From the records below, pull each line that has "relative".

====== Dataset entries

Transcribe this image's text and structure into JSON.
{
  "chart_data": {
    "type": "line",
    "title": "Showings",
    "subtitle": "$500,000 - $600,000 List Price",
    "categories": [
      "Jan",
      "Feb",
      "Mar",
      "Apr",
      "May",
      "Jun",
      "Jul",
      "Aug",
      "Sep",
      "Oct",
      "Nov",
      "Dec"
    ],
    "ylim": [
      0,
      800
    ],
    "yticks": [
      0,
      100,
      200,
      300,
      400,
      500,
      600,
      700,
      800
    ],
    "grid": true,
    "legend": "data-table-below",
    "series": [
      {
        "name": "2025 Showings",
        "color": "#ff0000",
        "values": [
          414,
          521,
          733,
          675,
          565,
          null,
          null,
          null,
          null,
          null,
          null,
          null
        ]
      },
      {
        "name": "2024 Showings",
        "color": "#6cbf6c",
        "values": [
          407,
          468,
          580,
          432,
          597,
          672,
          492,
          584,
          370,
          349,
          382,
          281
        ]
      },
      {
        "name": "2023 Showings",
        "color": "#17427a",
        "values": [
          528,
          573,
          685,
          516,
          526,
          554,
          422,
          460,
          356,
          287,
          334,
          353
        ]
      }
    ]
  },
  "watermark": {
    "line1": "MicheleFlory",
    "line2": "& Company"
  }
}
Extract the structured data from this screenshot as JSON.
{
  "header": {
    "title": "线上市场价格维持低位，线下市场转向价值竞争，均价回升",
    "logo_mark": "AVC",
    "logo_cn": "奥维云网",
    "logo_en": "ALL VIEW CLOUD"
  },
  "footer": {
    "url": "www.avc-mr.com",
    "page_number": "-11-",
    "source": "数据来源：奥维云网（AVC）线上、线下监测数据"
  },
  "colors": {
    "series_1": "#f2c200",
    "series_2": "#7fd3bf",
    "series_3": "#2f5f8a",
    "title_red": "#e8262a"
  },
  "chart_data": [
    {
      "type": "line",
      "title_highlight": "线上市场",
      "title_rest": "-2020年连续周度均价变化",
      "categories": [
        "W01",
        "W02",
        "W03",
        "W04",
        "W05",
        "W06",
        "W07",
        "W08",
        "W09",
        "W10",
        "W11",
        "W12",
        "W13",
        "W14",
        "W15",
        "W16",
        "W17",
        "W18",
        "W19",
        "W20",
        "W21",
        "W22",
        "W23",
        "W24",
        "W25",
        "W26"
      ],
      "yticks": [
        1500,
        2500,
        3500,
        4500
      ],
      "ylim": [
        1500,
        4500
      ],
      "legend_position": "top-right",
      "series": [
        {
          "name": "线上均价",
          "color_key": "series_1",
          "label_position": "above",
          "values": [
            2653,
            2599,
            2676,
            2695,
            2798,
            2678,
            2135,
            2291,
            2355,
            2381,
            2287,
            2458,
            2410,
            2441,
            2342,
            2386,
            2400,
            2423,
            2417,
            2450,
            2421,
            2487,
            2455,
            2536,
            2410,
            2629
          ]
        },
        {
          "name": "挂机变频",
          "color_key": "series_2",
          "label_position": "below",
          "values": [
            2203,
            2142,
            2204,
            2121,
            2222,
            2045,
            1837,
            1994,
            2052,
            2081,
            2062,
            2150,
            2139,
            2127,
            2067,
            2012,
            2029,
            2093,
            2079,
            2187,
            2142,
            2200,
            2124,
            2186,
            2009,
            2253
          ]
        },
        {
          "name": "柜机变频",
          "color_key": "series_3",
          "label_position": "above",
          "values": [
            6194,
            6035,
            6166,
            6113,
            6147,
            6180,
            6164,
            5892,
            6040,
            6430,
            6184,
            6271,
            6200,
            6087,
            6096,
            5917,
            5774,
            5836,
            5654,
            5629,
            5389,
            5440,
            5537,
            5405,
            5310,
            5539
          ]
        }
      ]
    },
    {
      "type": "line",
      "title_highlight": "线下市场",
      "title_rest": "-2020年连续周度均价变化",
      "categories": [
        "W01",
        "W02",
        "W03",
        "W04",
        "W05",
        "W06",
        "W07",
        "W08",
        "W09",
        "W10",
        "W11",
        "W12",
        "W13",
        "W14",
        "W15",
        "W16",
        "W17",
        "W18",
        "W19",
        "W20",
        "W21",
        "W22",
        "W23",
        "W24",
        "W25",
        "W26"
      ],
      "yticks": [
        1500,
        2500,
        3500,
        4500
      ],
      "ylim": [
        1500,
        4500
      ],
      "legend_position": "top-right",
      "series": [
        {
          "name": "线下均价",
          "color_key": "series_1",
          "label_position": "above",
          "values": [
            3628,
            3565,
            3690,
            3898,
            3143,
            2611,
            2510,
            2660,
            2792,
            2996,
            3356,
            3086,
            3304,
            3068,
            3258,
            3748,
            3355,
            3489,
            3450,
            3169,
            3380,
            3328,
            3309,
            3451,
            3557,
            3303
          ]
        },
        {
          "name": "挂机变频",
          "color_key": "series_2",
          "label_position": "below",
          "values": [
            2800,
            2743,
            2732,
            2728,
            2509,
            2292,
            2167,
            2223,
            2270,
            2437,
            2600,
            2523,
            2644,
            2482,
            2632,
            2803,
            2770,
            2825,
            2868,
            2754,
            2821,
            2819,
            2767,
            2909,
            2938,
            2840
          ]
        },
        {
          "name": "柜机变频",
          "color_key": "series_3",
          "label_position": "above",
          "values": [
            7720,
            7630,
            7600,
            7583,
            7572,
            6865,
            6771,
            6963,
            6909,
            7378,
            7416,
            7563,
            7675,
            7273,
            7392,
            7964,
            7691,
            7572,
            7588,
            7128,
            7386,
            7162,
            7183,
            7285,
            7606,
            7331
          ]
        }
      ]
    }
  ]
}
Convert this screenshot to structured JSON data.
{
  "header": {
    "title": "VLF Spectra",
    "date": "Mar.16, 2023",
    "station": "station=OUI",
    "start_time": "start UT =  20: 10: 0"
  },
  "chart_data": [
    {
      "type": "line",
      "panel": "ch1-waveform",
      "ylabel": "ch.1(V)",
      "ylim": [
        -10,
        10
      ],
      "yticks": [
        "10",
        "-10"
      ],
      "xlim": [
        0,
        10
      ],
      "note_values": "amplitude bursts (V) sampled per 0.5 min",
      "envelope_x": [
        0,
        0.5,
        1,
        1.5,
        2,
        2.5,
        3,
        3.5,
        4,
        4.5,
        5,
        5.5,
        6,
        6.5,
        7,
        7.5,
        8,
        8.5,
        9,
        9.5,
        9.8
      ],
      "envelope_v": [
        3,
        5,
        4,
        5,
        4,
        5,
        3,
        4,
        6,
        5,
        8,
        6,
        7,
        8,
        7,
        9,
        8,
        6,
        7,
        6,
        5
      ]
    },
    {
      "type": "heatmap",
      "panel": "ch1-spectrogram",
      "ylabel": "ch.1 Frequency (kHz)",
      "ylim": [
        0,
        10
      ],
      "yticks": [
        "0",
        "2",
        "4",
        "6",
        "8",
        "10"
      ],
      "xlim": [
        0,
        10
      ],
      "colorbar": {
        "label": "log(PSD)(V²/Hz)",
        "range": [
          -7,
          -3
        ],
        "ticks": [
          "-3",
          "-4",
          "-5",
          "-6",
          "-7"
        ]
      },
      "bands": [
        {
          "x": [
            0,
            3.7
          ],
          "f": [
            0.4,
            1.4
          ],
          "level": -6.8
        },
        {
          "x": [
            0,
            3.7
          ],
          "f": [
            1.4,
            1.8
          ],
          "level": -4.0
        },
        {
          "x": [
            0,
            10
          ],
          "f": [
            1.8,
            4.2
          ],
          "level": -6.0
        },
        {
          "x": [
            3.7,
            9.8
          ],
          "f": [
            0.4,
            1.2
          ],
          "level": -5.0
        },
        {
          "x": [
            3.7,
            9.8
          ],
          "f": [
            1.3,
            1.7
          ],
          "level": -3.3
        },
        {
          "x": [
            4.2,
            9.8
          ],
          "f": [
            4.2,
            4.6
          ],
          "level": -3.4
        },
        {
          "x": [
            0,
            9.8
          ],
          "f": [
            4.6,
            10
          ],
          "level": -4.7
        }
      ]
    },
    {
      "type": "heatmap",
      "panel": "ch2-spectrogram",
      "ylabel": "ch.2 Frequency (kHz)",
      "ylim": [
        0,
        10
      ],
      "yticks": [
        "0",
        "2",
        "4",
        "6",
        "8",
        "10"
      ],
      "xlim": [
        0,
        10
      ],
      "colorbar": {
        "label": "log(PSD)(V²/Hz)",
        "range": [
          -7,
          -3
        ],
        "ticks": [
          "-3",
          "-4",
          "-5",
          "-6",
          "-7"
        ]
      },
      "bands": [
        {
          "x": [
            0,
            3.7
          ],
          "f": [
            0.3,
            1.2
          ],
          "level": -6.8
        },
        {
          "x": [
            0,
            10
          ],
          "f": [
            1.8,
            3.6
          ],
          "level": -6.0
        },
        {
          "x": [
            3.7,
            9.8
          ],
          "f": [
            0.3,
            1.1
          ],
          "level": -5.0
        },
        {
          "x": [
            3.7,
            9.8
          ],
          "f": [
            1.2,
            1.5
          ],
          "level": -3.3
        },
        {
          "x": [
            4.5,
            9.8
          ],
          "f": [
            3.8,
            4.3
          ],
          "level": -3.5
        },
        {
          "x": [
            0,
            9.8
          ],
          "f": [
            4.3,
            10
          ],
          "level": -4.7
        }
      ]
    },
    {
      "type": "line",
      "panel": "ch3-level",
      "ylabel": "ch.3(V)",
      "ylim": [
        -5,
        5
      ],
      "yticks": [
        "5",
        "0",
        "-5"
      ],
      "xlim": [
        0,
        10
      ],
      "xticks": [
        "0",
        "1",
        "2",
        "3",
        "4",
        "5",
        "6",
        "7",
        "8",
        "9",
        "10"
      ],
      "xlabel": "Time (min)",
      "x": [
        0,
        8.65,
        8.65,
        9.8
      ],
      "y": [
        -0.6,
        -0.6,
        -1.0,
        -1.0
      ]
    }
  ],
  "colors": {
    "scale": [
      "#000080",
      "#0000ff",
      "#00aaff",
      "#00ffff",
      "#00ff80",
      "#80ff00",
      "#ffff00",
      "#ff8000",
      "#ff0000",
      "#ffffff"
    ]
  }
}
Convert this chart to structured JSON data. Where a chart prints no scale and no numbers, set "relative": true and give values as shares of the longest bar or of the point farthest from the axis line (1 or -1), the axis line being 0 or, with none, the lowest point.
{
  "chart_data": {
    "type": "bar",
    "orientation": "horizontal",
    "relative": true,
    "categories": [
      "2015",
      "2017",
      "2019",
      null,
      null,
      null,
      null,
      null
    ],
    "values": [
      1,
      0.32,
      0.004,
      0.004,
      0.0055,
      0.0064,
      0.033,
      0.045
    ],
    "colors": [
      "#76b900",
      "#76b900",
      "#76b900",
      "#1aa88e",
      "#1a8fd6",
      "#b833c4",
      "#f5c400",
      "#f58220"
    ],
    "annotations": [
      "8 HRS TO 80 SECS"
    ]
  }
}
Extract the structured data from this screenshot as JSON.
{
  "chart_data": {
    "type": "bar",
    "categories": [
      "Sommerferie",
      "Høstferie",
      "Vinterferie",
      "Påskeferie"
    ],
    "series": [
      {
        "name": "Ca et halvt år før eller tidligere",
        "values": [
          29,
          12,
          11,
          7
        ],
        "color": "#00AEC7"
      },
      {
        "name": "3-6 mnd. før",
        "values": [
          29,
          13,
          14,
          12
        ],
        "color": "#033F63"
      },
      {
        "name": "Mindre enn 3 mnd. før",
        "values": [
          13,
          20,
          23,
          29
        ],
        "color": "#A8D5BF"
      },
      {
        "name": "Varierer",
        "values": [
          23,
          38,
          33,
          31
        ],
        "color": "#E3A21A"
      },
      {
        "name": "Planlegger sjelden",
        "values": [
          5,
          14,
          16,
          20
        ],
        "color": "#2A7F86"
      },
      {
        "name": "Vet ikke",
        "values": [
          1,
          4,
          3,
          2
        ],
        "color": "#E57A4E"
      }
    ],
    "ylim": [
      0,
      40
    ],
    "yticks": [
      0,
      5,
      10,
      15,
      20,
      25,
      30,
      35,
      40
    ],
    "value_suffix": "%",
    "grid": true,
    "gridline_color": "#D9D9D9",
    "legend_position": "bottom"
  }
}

============

**Response for this exercise:**
Convert this chart to structured JSON data. Where a chart prints no scale and no numbers, set "relative": true and give values as shares of the longest bar or of the point farthest from the axis line (1 or -1), the axis line being 0 or, with none, the lowest point.
    "relative": true,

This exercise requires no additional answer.